Text:
++++++

In this post, Maxie Chopard, a trainee solicitor at CMS, comments on FS Cairo (Nile Plaza) LLC v Brownlie [2021] UKSC 45, an important judgment providing guidance on the rules governing service out of the jurisdiction.

On 20 October 2021, the Supreme Court delivered its judgment in FS Cairo (Nile Plaza) LLC v Brownlie [2021] UKSC 45. The two issues on appeal were:

(i) whether Lady Brownlie’s claims in tort passed through the gateway in paragraph 3.1(9)(a), CPR Practice Direction 6B (the “tort gateway”), in that “damage was sustained…within the jurisdiction” so as to allow service to be effected on FS Cairo, a foreign defendant (the “tort gateway question”); and
(ii) whether Lady Brownlie could rely on English law or must adduce evidence of Egyptian law in showing that her claims (both in contract and in tort) had a reasonable prospect of success (the “foreign law question”).

FS Cairo’s appeal was dismissed by a 4-1 majority on the tort gateway question with Lord Lloyd-Jones delivering the leading judgment. The Supreme Court unanimously dismissed the appeal on the foreign law question, for reasons set out in the judgment of Lord Leggatt.

Background

In 2010, Sir Ian Brownlie QC and his wife, Lady Brownlie, stayed at the Four Seasons Hotel Cairo while on holiday in Egypt. Lady Brownlie hired a chauffeur-driven car through the hotel, which was operated by FS Cairo. A serious road traffic accident occurred in which Sir Ian Brownlie QC and his daughter were killed. Lady Brownlie and the remaining passengers suffered serious injuries.

In 2012, Lady Brownlie brought claims in contract and tort against Four Seasons Holdings Incorporated (“FS Holdings”), a Canadian company, in the High Court, seeking damages: (i) for personal injury in her own right; (ii) in her capacity as executrix of the estate of her late husband for wrongful death; and (iii) for bereavement and loss of dependency in her capacity as her late husband’s widow. She was granted permission to serve the proceedings out of the jurisdiction in 2013. FS Holdings challenged the English courts’ jurisdiction.

In 2018, the Supreme Court found that the English courts had no jurisdiction to try the claims against FS Holdings as it was a non-trading holding company that did not own or operate the hotel (“Brownlie 1”).

++++++

Aim A: Repeat the post on the Brownlie judgment word for word, everything from "In this post, Maxie" down to "of the jurisdiction.".
Aim B: In the post on the Brownlie judgment, by what majority did the Supreme Court dismiss FS Cairo's appeal on the tort gateway question?
Nothing in the listing is needed here.

Source excerpt:
++++++

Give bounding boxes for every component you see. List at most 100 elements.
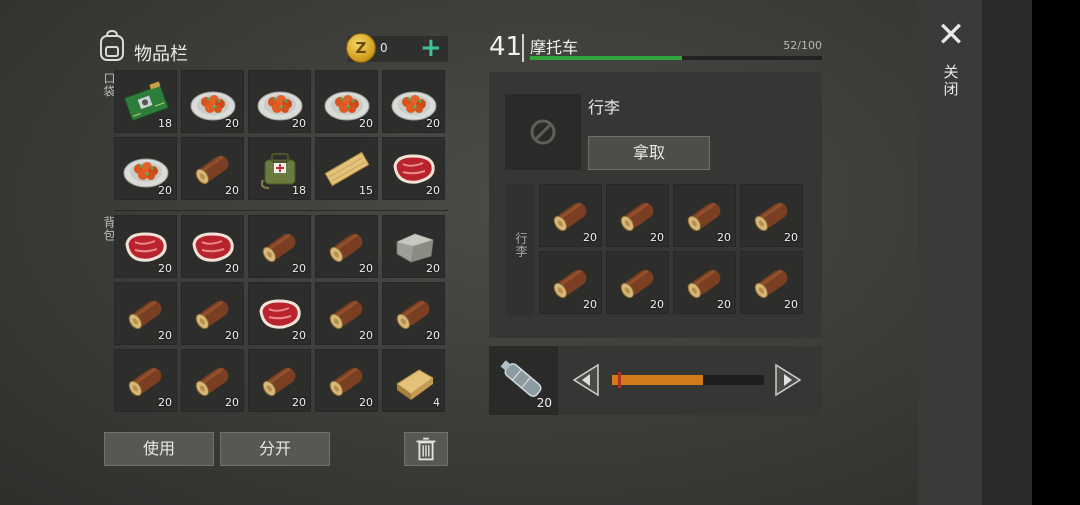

++++++

Final result A:
In this post, Maxie Chopard, a trainee solicitor at CMS, comments on FS Cairo (Nile Plaza) LLC v Brownlie [2021] UKSC 45, an important judgment providing guidance on the rules governing service out of the jurisdiction.

Final result B: By a 4-1 majority.